[Data records]
(begin)

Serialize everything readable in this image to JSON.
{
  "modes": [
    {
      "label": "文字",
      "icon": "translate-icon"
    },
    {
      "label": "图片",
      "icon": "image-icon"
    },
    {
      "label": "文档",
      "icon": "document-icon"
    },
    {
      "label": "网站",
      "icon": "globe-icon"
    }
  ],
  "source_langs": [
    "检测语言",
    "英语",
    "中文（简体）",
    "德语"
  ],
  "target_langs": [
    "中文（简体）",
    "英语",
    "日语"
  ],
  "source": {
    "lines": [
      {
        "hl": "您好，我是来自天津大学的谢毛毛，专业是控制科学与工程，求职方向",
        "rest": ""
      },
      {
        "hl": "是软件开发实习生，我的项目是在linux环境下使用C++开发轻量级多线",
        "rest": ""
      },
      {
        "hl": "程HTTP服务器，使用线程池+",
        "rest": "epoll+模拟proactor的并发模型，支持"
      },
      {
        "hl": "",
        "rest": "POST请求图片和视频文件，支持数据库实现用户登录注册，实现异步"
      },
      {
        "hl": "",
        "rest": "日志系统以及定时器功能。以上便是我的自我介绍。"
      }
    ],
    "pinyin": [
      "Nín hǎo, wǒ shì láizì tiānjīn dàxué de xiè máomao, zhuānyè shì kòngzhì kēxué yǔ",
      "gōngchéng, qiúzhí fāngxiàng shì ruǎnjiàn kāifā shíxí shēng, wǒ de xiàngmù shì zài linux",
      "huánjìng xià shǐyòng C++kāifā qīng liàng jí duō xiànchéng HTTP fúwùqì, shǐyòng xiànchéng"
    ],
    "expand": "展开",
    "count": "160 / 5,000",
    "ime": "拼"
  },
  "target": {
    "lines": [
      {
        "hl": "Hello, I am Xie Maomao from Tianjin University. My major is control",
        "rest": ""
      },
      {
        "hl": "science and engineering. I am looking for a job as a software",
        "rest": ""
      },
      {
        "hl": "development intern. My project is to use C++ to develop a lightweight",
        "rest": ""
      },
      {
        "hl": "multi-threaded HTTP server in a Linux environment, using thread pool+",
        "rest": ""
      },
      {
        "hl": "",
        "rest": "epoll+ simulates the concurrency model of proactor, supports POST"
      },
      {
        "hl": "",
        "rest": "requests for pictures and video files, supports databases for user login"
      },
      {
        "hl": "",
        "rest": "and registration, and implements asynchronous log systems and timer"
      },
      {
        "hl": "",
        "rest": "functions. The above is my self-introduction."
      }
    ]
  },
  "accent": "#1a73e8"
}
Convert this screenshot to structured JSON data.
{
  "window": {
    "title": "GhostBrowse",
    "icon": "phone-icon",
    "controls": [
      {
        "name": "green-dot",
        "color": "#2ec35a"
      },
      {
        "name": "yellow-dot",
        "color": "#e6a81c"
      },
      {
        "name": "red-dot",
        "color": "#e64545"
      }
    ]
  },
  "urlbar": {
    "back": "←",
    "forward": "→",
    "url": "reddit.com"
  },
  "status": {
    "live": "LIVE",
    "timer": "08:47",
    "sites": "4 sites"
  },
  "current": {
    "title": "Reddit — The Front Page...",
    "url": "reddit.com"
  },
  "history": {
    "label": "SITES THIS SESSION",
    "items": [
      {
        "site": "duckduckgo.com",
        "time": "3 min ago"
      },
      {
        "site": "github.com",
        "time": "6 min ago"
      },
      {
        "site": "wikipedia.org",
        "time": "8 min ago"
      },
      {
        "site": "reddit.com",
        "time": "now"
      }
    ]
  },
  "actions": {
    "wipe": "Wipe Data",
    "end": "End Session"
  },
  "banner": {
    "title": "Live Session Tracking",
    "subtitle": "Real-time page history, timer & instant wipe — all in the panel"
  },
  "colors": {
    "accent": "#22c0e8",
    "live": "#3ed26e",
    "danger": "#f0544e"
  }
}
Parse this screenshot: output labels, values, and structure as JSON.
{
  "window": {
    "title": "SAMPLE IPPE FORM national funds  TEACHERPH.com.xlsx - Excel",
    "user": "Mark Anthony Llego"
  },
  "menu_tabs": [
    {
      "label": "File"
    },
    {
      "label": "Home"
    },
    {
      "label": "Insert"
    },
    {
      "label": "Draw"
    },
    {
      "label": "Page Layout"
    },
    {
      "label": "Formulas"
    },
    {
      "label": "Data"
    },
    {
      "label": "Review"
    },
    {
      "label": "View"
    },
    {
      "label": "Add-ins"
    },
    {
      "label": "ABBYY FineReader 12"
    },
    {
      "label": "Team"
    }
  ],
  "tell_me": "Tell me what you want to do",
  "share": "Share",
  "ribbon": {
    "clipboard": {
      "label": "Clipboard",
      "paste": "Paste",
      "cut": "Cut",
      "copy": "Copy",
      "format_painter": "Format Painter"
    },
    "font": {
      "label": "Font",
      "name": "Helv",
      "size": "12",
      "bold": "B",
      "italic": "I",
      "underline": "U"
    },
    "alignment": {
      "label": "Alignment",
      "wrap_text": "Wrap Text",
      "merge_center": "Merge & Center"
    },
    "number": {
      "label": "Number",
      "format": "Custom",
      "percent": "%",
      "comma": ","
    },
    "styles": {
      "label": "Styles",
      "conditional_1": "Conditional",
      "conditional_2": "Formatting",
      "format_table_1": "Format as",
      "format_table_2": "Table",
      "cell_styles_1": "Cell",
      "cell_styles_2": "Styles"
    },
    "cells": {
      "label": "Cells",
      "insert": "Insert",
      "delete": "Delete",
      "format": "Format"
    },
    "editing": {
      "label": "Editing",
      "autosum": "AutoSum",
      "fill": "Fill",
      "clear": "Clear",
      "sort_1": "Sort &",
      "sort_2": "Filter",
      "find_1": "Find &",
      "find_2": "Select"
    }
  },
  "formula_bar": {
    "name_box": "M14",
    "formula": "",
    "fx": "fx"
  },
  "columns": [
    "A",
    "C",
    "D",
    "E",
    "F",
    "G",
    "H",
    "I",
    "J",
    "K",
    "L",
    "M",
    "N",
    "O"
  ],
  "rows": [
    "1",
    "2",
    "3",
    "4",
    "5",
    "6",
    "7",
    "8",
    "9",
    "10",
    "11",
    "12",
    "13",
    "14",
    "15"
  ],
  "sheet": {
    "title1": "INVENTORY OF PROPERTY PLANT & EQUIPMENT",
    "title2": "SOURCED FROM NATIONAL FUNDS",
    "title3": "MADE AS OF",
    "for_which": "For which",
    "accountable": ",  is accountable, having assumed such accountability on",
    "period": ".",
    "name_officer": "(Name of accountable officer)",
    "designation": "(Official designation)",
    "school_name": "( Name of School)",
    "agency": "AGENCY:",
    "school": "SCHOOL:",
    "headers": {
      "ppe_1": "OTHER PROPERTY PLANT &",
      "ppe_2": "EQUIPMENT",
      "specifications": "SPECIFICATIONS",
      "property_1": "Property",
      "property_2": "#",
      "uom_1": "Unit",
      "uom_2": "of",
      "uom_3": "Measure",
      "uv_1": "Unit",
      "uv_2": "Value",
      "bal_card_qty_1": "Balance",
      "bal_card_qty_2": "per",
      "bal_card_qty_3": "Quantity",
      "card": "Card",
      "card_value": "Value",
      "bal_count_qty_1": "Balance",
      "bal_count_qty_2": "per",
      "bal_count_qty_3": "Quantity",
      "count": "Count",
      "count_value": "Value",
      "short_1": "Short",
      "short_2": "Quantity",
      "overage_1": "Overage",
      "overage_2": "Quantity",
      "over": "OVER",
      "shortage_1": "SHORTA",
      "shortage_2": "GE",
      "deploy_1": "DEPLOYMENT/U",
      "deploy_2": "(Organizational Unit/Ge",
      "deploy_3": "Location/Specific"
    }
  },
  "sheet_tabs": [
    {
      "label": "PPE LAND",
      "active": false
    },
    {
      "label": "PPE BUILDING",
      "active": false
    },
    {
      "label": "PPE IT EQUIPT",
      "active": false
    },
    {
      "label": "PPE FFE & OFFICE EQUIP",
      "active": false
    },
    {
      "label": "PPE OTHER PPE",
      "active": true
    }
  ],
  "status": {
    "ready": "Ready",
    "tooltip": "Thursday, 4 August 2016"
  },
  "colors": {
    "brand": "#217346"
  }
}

(end)

— Instructions to follow —
Show every line from the entries above in which the word "epoll" appears.

— Completed task —
        "rest": "epoll+模拟proactor的并发模型，支持"
        "rest": "epoll+ simulates the concurrency model of proactor, supports POST"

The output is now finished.